Repeat the entries that follow verbatim, without any of their pictures.

___

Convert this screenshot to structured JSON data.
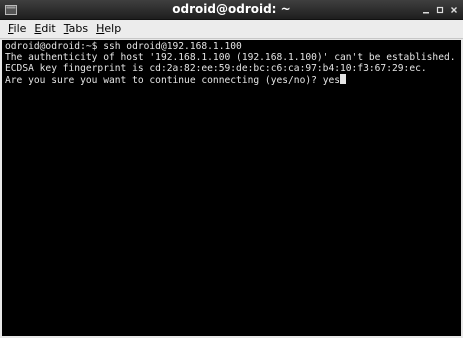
{
  "window": {
    "title": "odroid@odroid: ~",
    "controls": {
      "minimize_icon": "minimize-icon",
      "maximize_icon": "maximize-icon",
      "close_icon": "close-icon"
    }
  },
  "menu": {
    "items": [
      {
        "mnemonic": "F",
        "rest": "ile"
      },
      {
        "mnemonic": "E",
        "rest": "dit"
      },
      {
        "mnemonic": "T",
        "rest": "abs"
      },
      {
        "mnemonic": "H",
        "rest": "elp"
      }
    ]
  },
  "terminal": {
    "lines": [
      "odroid@odroid:~$ ssh odroid@192.168.1.100",
      "The authenticity of host '192.168.1.100 (192.168.1.100)' can't be established.",
      "ECDSA key fingerprint is cd:2a:82:ee:59:de:bc:c6:ca:97:b4:10:f3:67:29:ec."
    ],
    "prompt_line": "Are you sure you want to continue connecting (yes/no)? ",
    "typed_input": "yes"
  },
  "colors": {
    "terminal_bg": "#000000",
    "terminal_fg": "#e5e5e5",
    "titlebar": "#2a2a2a"
  }
}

___

Answer in full:
Convert this screenshot to structured JSON data.
{
  "window": {
    "title": "odroid@odroid: ~",
    "controls": {
      "minimize_icon": "minimize-icon",
      "maximize_icon": "maximize-icon",
      "close_icon": "close-icon"
    }
  },
  "menu": {
    "items": [
      {
        "mnemonic": "F",
        "rest": "ile"
      },
      {
        "mnemonic": "E",
        "rest": "dit"
      },
      {
        "mnemonic": "T",
        "rest": "abs"
      },
      {
        "mnemonic": "H",
        "rest": "elp"
      }
    ]
  },
  "terminal": {
    "lines": [
      "odroid@odroid:~$ ssh odroid@192.168.1.100",
      "The authenticity of host '192.168.1.100 (192.168.1.100)' can't be established.",
      "ECDSA key fingerprint is cd:2a:82:ee:59:de:bc:c6:ca:97:b4:10:f3:67:29:ec."
    ],
    "prompt_line": "Are you sure you want to continue connecting (yes/no)? ",
    "typed_input": "yes"
  },
  "colors": {
    "terminal_bg": "#000000",
    "terminal_fg": "#e5e5e5",
    "titlebar": "#2a2a2a"
  }
}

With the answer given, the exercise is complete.